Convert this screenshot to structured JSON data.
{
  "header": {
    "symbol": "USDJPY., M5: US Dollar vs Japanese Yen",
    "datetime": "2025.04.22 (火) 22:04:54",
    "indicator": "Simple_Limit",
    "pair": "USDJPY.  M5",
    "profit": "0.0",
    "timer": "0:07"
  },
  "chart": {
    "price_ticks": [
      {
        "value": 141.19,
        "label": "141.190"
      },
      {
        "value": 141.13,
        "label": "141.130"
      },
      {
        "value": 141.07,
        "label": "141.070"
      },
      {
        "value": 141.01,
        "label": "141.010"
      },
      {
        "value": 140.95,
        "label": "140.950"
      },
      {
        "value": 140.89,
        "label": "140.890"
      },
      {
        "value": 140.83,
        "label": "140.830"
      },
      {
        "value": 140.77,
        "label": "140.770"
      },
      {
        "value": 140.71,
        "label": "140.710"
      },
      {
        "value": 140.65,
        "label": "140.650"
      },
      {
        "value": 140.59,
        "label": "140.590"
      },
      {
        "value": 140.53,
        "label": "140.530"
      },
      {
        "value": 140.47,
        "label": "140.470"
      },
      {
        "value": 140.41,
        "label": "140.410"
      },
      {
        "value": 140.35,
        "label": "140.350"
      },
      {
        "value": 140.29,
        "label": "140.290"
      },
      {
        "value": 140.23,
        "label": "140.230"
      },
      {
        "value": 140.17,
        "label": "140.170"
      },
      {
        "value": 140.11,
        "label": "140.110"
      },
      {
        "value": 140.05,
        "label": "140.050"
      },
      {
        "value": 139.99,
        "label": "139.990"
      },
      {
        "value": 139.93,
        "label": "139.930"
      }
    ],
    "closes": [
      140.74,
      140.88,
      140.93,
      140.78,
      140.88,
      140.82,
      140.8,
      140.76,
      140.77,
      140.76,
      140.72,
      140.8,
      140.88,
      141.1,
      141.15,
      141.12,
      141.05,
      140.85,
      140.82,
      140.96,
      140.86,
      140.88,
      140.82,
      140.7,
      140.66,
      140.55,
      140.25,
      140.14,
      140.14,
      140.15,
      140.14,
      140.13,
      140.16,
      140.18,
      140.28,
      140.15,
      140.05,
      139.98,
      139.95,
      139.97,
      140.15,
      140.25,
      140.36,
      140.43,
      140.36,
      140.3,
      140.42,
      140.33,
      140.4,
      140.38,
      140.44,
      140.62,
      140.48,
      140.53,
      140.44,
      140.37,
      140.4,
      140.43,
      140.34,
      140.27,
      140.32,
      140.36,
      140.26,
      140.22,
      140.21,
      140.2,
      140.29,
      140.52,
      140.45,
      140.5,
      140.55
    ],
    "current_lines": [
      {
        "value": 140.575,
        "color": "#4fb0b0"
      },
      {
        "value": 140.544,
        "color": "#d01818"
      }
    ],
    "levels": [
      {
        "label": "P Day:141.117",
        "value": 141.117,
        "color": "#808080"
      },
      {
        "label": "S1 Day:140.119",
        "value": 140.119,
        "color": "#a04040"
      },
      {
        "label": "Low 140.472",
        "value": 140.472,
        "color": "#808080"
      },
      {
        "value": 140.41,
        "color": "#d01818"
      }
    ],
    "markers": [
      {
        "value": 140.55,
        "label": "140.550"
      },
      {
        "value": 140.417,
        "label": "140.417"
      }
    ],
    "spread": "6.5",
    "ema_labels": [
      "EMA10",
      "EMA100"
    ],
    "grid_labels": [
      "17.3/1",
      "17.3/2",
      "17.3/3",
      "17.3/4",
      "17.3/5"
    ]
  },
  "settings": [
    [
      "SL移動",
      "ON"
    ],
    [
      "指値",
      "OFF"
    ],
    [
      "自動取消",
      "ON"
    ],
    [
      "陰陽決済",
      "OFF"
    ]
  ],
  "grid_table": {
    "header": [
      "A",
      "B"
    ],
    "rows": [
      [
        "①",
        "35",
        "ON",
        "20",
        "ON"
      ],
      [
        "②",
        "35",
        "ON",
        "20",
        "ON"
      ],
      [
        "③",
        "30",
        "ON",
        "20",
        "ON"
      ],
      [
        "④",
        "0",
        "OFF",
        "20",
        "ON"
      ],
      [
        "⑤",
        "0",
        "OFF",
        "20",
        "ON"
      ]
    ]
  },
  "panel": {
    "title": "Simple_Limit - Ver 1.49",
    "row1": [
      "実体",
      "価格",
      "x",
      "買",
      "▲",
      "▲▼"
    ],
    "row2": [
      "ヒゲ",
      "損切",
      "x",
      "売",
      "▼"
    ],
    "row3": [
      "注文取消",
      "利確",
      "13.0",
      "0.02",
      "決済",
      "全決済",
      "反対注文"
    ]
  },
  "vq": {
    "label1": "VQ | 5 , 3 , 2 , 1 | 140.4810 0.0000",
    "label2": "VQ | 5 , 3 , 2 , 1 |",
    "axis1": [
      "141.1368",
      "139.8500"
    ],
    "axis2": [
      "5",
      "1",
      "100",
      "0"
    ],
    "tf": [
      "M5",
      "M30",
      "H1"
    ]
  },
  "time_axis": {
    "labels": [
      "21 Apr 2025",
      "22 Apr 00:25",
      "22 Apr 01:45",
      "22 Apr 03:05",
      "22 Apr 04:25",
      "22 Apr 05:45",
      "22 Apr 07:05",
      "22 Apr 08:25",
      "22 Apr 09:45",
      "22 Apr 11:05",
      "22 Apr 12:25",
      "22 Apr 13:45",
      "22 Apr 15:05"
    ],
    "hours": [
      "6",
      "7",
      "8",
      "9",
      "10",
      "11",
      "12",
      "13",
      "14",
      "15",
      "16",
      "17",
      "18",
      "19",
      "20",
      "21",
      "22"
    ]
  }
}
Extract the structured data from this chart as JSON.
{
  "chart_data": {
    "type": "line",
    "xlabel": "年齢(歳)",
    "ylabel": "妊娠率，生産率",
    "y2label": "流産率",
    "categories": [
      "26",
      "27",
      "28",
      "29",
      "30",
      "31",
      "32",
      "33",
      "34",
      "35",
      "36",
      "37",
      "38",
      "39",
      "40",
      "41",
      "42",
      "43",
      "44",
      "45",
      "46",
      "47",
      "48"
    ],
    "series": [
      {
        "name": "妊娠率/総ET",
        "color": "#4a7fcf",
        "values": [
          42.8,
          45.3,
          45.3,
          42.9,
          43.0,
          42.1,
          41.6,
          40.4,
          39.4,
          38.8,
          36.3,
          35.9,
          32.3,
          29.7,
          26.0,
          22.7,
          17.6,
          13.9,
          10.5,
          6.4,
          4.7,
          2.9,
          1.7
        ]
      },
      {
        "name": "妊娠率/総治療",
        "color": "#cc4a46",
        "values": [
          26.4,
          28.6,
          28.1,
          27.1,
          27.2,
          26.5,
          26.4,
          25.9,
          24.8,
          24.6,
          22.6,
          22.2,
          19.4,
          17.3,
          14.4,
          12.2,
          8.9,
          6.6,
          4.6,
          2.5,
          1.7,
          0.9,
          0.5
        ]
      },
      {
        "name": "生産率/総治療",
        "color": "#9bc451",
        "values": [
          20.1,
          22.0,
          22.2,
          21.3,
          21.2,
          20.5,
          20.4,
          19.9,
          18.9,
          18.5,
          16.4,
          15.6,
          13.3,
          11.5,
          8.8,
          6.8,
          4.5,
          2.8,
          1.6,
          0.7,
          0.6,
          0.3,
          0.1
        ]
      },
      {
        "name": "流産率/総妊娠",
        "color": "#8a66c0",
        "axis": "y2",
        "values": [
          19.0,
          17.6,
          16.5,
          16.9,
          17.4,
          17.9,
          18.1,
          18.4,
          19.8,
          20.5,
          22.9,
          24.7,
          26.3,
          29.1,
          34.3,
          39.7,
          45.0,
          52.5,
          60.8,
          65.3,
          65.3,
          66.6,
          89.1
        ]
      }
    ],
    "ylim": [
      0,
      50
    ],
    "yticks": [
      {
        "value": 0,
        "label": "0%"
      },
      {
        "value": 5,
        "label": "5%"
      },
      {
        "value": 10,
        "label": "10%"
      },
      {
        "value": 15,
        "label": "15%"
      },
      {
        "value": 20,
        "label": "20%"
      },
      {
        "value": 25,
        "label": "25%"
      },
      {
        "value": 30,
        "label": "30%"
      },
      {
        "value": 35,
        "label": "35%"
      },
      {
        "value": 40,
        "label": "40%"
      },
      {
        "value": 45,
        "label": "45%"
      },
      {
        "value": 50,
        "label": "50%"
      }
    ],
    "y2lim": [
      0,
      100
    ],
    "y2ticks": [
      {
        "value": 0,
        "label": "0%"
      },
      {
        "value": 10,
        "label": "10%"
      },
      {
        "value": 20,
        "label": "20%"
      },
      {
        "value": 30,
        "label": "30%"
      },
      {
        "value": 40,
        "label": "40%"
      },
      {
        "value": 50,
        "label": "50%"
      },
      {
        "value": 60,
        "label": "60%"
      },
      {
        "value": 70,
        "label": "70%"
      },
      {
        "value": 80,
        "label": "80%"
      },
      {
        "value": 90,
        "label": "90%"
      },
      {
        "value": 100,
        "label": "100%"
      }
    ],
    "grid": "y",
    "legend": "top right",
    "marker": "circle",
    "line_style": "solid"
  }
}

# [Given exercise]
Gather all lines of the records that include the word "JSON".

# [Exercise output]
Convert this screenshot to structured JSON data.
Extract the structured data from this chart as JSON.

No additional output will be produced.